把下面全部条目的各行填进一个 Markdown 表格，两列分别命名为“序号”和“内容”，“序号”列写行的编号，“内容”列写该行文字。空行不要列入。

====== 数据部分

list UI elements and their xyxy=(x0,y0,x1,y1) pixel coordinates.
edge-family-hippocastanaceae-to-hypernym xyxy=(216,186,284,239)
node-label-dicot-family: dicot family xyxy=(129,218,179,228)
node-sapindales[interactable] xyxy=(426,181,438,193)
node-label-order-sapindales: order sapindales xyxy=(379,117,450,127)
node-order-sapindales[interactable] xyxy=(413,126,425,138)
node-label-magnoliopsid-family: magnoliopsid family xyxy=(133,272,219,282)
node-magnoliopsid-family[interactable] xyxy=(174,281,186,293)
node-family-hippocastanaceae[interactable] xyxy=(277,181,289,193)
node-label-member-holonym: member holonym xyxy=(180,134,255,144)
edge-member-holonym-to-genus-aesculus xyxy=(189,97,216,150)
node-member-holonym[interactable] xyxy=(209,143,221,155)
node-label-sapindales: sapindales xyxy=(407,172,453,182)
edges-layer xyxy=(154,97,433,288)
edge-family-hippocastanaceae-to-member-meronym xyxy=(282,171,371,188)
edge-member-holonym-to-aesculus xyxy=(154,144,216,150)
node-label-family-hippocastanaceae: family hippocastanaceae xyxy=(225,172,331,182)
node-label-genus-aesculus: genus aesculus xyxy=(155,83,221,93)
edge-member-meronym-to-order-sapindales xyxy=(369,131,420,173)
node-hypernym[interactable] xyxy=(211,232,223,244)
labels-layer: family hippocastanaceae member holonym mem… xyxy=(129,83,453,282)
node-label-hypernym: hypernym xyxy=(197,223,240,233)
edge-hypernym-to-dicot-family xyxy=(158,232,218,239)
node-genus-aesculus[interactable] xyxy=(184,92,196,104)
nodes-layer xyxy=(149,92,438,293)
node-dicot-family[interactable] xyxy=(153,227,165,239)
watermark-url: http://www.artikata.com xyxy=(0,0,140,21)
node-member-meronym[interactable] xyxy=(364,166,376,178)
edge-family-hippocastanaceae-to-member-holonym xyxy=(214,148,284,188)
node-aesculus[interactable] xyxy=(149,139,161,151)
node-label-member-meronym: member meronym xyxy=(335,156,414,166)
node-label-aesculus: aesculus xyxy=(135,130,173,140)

============

# 本题解答
| 序号 | 内容 |
|---|---|
| 1 | list UI elements and their xyxy=(x0,y0,x1,y1) pixel coordinates. |
| 2 | edge-family-hippocastanaceae-to-hypernym xyxy=(216,186,284,239) |
| 3 | node-label-dicot-family: dicot family xyxy=(129,218,179,228) |
| 4 | node-sapindales[interactable] xyxy=(426,181,438,193) |
| 5 | node-label-order-sapindales: order sapindales xyxy=(379,117,450,127) |
| 6 | node-order-sapindales[interactable] xyxy=(413,126,425,138) |
| 7 | node-label-magnoliopsid-family: magnoliopsid family xyxy=(133,272,219,282) |
| 8 | node-magnoliopsid-family[interactable] xyxy=(174,281,186,293) |
| 9 | node-family-hippocastanaceae[interactable] xyxy=(277,181,289,193) |
| 10 | node-label-member-holonym: member holonym xyxy=(180,134,255,144) |
| 11 | edge-member-holonym-to-genus-aesculus xyxy=(189,97,216,150) |
| 12 | node-member-holonym[interactable] xyxy=(209,143,221,155) |
| 13 | node-label-sapindales: sapindales xyxy=(407,172,453,182) |
| 14 | edges-layer xyxy=(154,97,433,288) |
| 15 | edge-family-hippocastanaceae-to-member-meronym xyxy=(282,171,371,188) |
| 16 | edge-member-holonym-to-aesculus xyxy=(154,144,216,150) |
| 17 | node-label-family-hippocastanaceae: family hippocastanaceae xyxy=(225,172,331,182) |
| 18 | node-label-genus-aesculus: genus aesculus xyxy=(155,83,221,93) |
| 19 | edge-member-meronym-to-order-sapindales xyxy=(369,131,420,173) |
| 20 | node-hypernym[interactable] xyxy=(211,232,223,244) |
| 21 | labels-layer: family hippocastanaceae member holonym mem… xyxy=(129,83,453,282) |
| 22 | node-label-hypernym: hypernym xyxy=(197,223,240,233) |
| 23 | edge-hypernym-to-dicot-family xyxy=(158,232,218,239) |
| 24 | node-genus-aesculus[interactable] xyxy=(184,92,196,104) |
| 25 | nodes-layer xyxy=(149,92,438,293) |
| 26 | node-dicot-family[interactable] xyxy=(153,227,165,239) |
| 27 | watermark-url: http://www.artikata.com xyxy=(0,0,140,21) |
| 28 | node-member-meronym[interactable] xyxy=(364,166,376,178) |
| 29 | edge-family-hippocastanaceae-to-member-holonym xyxy=(214,148,284,188) |
| 30 | node-aesculus[interactable] xyxy=(149,139,161,151) |
| 31 | node-label-member-meronym: member meronym xyxy=(335,156,414,166) |
| 32 | node-label-aesculus: aesculus xyxy=(135,130,173,140) |